- **Extracted material**
━━━━━━━━━━━━━━━━━━━━
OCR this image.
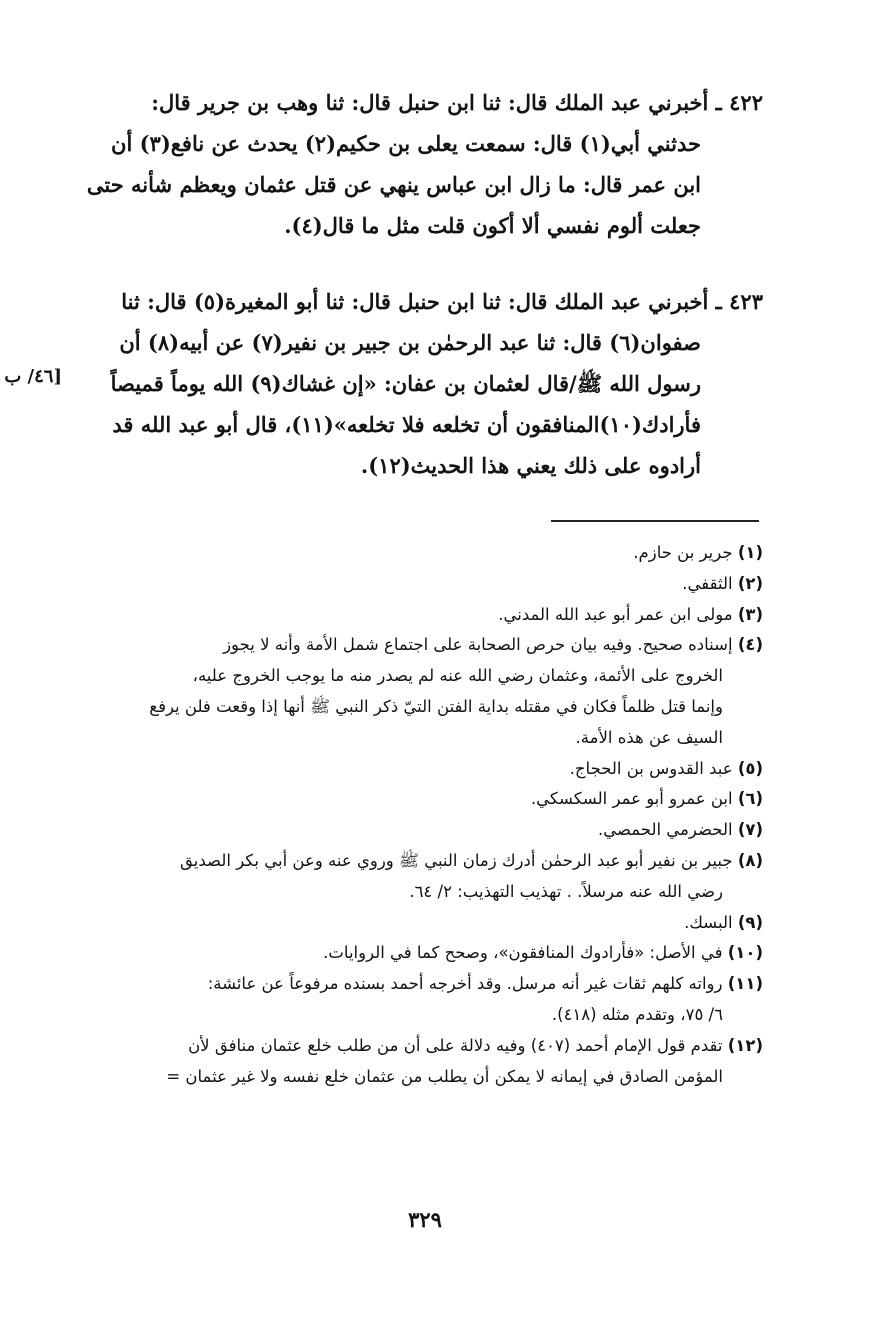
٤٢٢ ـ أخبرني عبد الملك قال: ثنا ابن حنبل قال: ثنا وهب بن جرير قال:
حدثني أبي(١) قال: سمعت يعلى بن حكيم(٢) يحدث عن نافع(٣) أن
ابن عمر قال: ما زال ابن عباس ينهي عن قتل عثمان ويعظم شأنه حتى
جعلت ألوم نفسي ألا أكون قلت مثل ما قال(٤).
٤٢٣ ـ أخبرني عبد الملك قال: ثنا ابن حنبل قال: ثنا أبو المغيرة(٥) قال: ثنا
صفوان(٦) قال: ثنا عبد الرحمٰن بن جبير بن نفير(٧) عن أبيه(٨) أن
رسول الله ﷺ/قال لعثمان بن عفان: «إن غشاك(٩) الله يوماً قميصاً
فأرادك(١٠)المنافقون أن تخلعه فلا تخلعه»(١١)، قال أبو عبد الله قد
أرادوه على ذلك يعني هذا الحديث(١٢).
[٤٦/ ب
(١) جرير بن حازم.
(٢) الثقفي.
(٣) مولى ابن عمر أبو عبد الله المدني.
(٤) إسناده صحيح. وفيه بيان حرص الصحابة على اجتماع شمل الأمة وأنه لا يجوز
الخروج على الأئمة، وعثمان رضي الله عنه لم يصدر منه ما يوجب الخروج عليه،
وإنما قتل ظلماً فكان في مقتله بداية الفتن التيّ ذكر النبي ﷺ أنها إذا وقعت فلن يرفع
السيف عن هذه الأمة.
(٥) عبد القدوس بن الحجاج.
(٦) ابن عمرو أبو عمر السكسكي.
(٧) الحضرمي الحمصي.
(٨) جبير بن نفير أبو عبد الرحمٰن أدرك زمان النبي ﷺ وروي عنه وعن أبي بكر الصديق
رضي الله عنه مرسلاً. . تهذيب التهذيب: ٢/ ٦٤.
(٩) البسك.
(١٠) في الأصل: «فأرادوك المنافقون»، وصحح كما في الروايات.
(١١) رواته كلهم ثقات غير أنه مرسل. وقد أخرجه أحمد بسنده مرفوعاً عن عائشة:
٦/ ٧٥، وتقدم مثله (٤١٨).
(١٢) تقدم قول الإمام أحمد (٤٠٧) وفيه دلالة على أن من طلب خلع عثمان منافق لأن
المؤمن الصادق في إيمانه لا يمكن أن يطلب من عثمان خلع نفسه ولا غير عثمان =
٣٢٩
━━━━━━━━━━━━━━━━━━━━
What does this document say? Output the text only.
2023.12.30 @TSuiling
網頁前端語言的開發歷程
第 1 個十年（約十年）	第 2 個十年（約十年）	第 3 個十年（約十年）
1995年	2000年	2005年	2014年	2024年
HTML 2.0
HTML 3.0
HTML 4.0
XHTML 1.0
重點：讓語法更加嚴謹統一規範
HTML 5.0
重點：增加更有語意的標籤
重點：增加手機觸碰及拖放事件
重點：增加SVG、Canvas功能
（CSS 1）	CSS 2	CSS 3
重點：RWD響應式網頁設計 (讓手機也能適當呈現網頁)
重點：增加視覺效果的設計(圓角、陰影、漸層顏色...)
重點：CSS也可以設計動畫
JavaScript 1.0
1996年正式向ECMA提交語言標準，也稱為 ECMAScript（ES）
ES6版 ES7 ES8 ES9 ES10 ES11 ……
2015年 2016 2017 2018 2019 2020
━━━━━━━━━━━━━━━━━━━━
Copy out every line in the listing where the word "أخبرني" appears.

٤٢٢ ـ أخبرني عبد الملك قال: ثنا ابن حنبل قال: ثنا وهب بن جرير قال:
٤٢٣ ـ أخبرني عبد الملك قال: ثنا ابن حنبل قال: ثنا أبو المغيرة(٥) قال: ثنا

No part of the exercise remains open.